### Instructions for the task
Copy the data below exactly, omitting any picture it contains.
*** Material shown ***
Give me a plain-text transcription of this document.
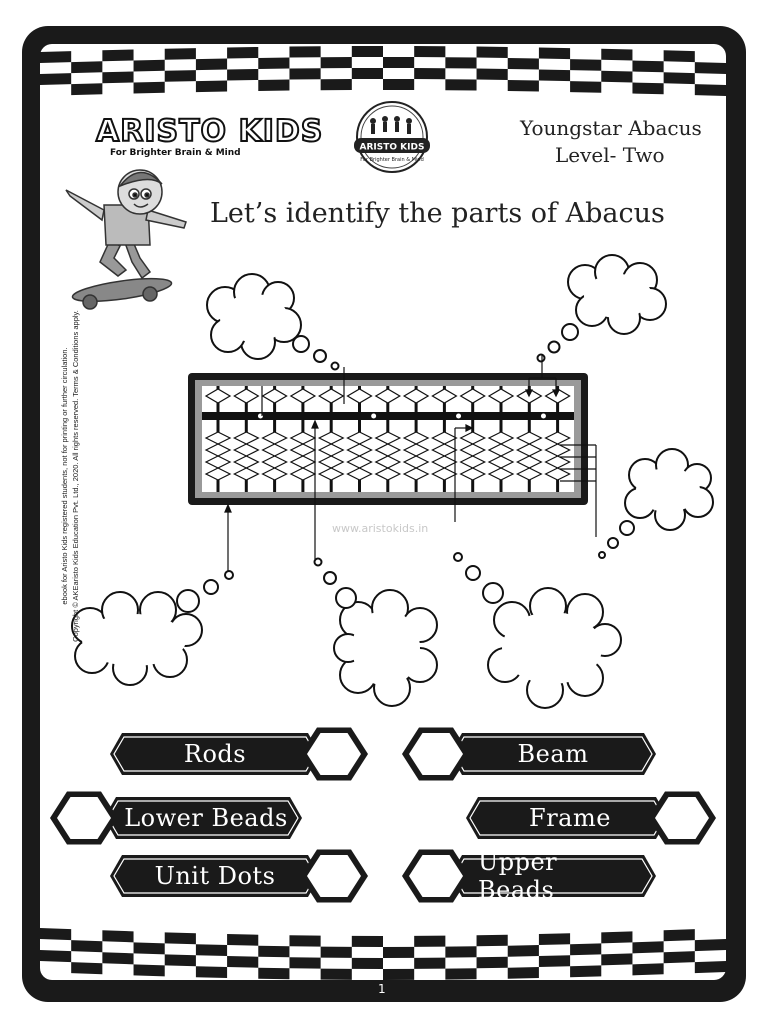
ARISTO KIDS
For Brighter Brain & Mind
ARISTO KIDS
For Brighter Brain & Mind
Youngstar Abacus
Level- Two
Let’s identify the parts of Abacus
www.aristokids.in
ebook for Aristo Kids registered students, not for printing or further circulation. Copyright © AKEaristo Kids Education Pvt. Ltd., 2020. All rights reserved. Terms & Conditions apply.
Rods	Beam
Lower Beads	Frame
Unit Dots	Upper Beads
1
***
### Task output
Give me a plain-text transcription of this document.
ARISTO KIDS
For Brighter Brain & Mind
ARISTO KIDS
For Brighter Brain & Mind
Youngstar Abacus
Level- Two
Let’s identify the parts of Abacus
www.aristokids.in
ebook for Aristo Kids registered students, not for printing or further circulation. Copyright © AKEaristo Kids Education Pvt. Ltd., 2020. All rights reserved. Terms & Conditions apply.
Rods	Beam
Lower Beads	Frame
Unit Dots	Upper Beads
1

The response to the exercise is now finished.